* What you are asked to do *
Copy the data exactly as it appears, and do not include any pictures.

* Excerpts from a figure dataset *

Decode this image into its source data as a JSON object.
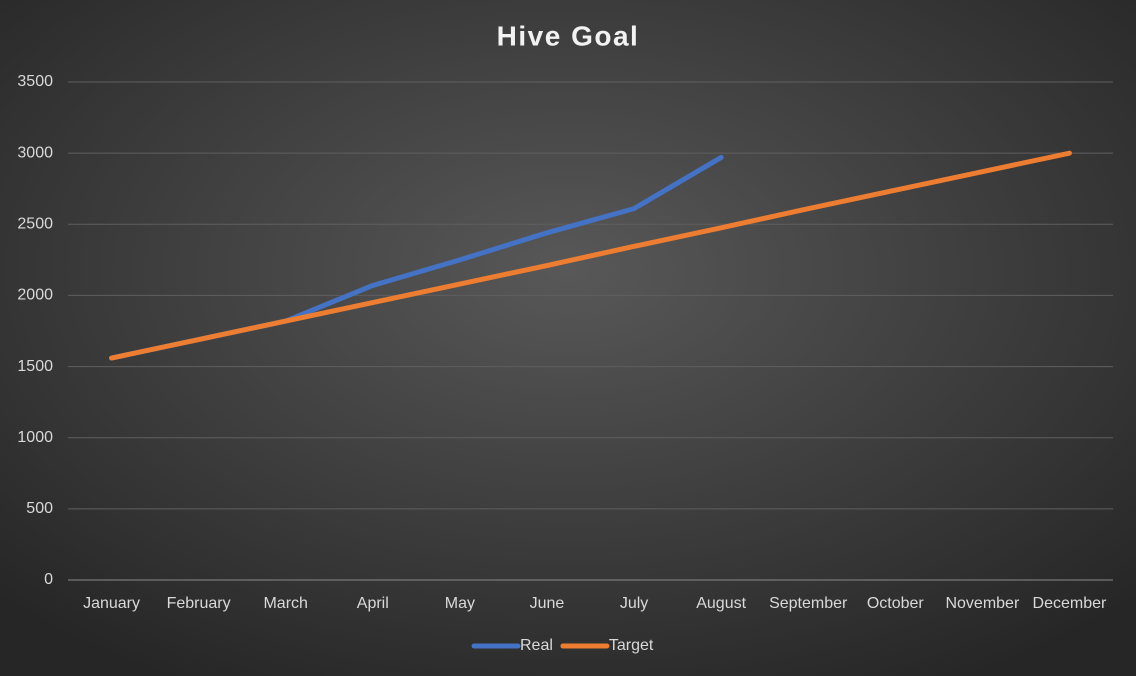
{
  "chart_data": {
    "type": "line",
    "title": "Hive Goal",
    "categories": [
      "January",
      "February",
      "March",
      "April",
      "May",
      "June",
      "July",
      "August",
      "September",
      "October",
      "November",
      "December"
    ],
    "series": [
      {
        "name": "Real",
        "color": "#4472c4",
        "values": [
          1560,
          1690,
          1820,
          2070,
          2250,
          2440,
          2610,
          2970,
          null,
          null,
          null,
          null
        ]
      },
      {
        "name": "Target",
        "color": "#ed7d31",
        "values": [
          1560,
          1690,
          1820,
          1950,
          2080,
          2210,
          2345,
          2475,
          2610,
          2740,
          2870,
          3000
        ]
      }
    ],
    "ylim": [
      0,
      3500
    ],
    "yticks": [
      0,
      500,
      1000,
      1500,
      2000,
      2500,
      3000,
      3500
    ],
    "grid": true,
    "legend": "bottom"
  }
}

* Correct output *
Decode this image into its source data as a JSON object.
{
  "chart_data": {
    "type": "line",
    "title": "Hive Goal",
    "categories": [
      "January",
      "February",
      "March",
      "April",
      "May",
      "June",
      "July",
      "August",
      "September",
      "October",
      "November",
      "December"
    ],
    "series": [
      {
        "name": "Real",
        "color": "#4472c4",
        "values": [
          1560,
          1690,
          1820,
          2070,
          2250,
          2440,
          2610,
          2970,
          null,
          null,
          null,
          null
        ]
      },
      {
        "name": "Target",
        "color": "#ed7d31",
        "values": [
          1560,
          1690,
          1820,
          1950,
          2080,
          2210,
          2345,
          2475,
          2610,
          2740,
          2870,
          3000
        ]
      }
    ],
    "ylim": [
      0,
      3500
    ],
    "yticks": [
      0,
      500,
      1000,
      1500,
      2000,
      2500,
      3000,
      3500
    ],
    "grid": true,
    "legend": "bottom"
  }
}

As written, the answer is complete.